#### What this task involves
Locate each line below that includes "bound" and reproduce it.

◇ ◇ ◇

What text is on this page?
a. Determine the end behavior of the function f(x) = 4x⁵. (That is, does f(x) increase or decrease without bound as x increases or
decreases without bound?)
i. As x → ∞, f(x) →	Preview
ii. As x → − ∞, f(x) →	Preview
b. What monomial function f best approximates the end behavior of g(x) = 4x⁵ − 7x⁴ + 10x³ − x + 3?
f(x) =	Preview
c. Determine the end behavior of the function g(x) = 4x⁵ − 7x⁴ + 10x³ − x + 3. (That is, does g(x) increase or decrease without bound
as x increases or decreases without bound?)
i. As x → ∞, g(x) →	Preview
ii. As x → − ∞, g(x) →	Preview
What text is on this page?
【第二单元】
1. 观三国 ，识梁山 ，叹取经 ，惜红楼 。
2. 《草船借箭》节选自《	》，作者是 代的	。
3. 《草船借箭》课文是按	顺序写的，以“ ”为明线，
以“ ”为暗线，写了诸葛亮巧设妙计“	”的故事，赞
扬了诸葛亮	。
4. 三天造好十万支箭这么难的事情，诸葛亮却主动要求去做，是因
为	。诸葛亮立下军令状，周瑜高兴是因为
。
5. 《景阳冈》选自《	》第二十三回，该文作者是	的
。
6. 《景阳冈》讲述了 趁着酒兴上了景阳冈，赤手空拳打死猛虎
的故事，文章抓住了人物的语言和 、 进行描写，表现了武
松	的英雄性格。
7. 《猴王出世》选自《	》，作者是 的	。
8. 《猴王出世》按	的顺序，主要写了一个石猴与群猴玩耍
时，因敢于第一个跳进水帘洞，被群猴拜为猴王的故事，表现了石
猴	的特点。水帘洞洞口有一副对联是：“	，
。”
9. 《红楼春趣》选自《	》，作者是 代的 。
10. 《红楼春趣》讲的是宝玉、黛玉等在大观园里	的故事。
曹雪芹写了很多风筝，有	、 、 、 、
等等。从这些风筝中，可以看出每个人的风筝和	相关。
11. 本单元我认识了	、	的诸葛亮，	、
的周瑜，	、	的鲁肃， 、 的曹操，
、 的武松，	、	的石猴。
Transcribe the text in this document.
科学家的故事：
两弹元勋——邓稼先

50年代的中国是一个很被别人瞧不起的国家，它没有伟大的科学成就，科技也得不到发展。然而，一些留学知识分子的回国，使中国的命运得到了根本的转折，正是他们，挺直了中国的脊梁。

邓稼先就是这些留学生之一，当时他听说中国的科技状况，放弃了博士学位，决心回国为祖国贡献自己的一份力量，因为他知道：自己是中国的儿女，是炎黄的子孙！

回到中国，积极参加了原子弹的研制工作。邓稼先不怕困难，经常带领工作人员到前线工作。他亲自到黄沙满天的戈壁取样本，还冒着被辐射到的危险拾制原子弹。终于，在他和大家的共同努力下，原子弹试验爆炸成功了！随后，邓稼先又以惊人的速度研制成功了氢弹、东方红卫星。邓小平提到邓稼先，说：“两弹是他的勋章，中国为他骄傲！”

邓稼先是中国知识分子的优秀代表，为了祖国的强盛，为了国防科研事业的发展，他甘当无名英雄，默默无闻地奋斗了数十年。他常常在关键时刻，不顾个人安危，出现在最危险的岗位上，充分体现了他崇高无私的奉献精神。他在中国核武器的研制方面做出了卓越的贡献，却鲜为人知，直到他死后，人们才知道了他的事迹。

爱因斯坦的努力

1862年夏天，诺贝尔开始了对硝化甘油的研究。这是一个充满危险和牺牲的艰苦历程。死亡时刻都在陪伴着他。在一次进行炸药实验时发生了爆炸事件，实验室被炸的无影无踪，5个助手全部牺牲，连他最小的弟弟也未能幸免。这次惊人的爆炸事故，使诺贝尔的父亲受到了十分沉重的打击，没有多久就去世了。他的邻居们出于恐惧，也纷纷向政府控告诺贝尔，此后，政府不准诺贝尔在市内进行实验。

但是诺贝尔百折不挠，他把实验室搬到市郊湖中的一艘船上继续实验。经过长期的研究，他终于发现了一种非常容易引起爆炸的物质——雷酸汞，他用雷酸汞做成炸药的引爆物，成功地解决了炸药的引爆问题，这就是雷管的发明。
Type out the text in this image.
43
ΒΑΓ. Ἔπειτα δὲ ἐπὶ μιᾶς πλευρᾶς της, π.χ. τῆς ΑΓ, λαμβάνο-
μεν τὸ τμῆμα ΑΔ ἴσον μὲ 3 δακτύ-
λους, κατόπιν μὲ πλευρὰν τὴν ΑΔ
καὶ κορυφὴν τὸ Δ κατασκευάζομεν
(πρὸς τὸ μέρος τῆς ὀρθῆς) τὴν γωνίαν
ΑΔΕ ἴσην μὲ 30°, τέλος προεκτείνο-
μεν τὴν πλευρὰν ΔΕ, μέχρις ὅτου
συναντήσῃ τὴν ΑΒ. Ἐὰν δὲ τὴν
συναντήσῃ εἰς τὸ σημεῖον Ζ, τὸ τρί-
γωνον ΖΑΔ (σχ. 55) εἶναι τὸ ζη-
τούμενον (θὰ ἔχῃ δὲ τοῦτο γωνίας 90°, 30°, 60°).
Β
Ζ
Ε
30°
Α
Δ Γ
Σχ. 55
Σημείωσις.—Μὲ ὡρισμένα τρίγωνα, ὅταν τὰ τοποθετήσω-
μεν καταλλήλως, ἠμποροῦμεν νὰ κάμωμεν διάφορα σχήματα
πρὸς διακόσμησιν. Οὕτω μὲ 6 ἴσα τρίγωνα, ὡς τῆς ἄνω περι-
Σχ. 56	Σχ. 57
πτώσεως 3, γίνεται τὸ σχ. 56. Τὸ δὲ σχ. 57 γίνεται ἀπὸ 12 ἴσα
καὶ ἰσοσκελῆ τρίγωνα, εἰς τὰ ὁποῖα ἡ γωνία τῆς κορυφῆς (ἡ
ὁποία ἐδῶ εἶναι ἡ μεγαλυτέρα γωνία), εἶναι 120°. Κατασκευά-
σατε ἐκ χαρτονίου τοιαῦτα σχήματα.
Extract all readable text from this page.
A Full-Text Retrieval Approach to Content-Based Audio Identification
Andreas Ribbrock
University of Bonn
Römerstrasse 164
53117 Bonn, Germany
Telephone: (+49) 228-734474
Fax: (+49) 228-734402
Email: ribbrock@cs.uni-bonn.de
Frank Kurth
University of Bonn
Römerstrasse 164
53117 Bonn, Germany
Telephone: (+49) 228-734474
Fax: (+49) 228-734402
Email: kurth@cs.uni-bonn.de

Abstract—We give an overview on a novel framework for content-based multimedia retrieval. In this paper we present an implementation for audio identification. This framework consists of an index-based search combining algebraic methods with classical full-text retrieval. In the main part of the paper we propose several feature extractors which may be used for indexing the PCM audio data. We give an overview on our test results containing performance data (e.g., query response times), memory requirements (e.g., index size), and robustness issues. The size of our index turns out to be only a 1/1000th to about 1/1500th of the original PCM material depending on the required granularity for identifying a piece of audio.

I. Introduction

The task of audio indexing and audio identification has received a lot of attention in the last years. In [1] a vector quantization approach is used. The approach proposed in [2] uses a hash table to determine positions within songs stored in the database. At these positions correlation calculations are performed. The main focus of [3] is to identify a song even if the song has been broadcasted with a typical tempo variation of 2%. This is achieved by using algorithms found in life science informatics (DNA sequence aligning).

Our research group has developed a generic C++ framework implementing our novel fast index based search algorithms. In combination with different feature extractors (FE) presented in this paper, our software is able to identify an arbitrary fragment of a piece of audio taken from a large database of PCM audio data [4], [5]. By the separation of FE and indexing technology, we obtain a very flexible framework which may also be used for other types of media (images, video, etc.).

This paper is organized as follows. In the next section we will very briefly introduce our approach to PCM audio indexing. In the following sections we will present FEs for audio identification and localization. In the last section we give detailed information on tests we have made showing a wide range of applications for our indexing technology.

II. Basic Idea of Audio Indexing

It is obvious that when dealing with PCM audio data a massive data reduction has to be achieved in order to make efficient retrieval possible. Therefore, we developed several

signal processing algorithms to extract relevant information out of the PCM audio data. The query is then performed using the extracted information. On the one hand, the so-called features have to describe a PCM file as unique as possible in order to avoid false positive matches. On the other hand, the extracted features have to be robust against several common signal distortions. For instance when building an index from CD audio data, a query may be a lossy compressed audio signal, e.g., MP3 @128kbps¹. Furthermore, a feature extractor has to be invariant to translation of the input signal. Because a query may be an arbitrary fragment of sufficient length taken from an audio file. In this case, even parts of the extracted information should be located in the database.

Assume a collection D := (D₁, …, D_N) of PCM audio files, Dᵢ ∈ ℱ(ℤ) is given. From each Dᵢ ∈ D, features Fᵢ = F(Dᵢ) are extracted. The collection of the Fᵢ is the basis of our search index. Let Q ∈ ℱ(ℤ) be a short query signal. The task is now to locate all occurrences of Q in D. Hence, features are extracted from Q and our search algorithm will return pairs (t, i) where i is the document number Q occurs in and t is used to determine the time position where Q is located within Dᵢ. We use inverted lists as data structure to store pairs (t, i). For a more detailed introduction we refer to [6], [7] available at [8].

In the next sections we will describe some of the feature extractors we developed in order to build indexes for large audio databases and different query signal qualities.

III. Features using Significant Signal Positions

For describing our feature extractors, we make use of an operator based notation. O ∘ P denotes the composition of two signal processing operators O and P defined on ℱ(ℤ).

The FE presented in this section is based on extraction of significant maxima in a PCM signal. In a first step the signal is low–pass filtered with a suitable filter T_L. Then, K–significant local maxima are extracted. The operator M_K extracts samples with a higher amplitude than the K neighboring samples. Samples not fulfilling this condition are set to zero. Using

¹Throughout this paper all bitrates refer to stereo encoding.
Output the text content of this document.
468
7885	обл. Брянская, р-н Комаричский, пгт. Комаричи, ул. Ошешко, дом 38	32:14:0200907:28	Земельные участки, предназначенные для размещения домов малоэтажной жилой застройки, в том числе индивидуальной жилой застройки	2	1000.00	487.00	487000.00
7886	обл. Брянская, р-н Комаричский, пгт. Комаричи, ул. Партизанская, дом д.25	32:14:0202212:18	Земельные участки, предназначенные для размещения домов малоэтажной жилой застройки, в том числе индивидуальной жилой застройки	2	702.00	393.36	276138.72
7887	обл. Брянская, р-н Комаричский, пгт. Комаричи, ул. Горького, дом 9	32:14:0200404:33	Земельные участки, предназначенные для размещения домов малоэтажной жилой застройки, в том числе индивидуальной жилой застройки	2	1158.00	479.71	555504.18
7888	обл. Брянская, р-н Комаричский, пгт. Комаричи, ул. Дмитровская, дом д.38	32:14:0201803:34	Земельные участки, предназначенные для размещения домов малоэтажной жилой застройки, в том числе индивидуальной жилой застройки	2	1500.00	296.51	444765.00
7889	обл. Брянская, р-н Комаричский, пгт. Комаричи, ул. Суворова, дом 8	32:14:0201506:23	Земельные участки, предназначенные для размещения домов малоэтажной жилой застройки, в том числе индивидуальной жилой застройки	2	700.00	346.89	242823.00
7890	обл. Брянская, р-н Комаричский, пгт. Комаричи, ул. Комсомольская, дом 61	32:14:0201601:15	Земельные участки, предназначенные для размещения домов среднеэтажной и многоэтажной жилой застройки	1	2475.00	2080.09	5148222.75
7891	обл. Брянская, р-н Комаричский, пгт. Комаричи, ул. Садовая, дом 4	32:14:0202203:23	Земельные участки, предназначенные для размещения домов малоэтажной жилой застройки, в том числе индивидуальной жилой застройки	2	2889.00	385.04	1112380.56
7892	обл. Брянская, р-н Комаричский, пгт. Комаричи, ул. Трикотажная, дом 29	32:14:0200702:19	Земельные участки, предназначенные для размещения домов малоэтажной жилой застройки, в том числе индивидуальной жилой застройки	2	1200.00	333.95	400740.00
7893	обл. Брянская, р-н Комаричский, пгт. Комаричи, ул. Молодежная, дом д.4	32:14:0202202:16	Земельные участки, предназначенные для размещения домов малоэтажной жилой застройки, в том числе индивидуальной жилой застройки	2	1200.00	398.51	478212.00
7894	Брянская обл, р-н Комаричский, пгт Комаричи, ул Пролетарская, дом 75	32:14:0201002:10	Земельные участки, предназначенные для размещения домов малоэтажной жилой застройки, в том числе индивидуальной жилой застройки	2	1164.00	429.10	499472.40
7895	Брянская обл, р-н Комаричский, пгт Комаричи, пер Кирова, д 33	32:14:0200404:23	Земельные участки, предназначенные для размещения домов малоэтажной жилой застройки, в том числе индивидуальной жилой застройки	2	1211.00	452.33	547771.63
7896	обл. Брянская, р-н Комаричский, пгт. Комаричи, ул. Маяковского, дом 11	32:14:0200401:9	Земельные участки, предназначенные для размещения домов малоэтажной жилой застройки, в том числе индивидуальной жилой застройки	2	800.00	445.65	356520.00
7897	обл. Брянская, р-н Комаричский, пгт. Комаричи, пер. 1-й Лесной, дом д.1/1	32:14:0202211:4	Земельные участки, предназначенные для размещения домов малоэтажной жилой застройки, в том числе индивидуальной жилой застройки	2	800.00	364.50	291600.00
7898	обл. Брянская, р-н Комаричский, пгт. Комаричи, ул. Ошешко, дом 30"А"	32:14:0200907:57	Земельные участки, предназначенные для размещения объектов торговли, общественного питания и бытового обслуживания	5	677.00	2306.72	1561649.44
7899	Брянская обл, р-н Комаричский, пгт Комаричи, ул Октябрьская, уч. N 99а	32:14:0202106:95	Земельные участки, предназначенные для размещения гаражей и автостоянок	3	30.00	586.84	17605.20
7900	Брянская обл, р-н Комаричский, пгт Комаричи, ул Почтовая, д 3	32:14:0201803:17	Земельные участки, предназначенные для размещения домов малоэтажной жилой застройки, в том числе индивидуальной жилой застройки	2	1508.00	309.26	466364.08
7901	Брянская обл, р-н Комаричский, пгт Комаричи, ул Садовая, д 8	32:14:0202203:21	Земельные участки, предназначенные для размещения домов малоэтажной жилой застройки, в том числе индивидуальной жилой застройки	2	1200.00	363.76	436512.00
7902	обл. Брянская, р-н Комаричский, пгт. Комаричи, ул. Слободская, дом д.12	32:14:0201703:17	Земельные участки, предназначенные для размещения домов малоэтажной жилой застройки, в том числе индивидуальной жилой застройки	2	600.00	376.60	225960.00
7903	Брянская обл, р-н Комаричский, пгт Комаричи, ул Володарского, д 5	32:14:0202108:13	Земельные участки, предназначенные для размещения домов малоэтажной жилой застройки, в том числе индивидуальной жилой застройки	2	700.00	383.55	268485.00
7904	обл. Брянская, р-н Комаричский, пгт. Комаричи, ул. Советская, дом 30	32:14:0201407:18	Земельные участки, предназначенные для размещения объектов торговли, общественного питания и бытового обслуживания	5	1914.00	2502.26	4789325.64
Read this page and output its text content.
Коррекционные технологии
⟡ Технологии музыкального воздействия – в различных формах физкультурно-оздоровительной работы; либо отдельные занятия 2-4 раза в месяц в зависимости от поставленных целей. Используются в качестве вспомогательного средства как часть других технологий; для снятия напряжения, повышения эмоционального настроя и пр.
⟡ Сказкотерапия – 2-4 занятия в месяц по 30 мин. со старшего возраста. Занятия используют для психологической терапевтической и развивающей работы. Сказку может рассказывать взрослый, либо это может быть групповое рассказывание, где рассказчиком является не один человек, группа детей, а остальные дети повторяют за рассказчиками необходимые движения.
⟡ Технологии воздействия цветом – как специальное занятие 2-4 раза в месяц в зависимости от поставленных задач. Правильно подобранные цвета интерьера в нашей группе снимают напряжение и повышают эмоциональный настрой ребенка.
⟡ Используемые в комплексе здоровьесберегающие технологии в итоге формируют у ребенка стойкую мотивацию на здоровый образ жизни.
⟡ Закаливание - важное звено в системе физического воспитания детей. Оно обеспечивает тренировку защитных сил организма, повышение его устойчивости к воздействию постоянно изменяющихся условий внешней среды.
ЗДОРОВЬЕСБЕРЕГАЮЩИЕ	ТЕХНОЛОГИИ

◇ ◇ ◇

#### Result of the task
a. Determine the end behavior of the function f(x) = 4x⁵. (That is, does f(x) increase or decrease without bound as x increases or
decreases without bound?)
c. Determine the end behavior of the function g(x) = 4x⁵ − 7x⁴ + 10x³ − x + 3. (That is, does g(x) increase or decrease without bound
as x increases or decreases without bound?)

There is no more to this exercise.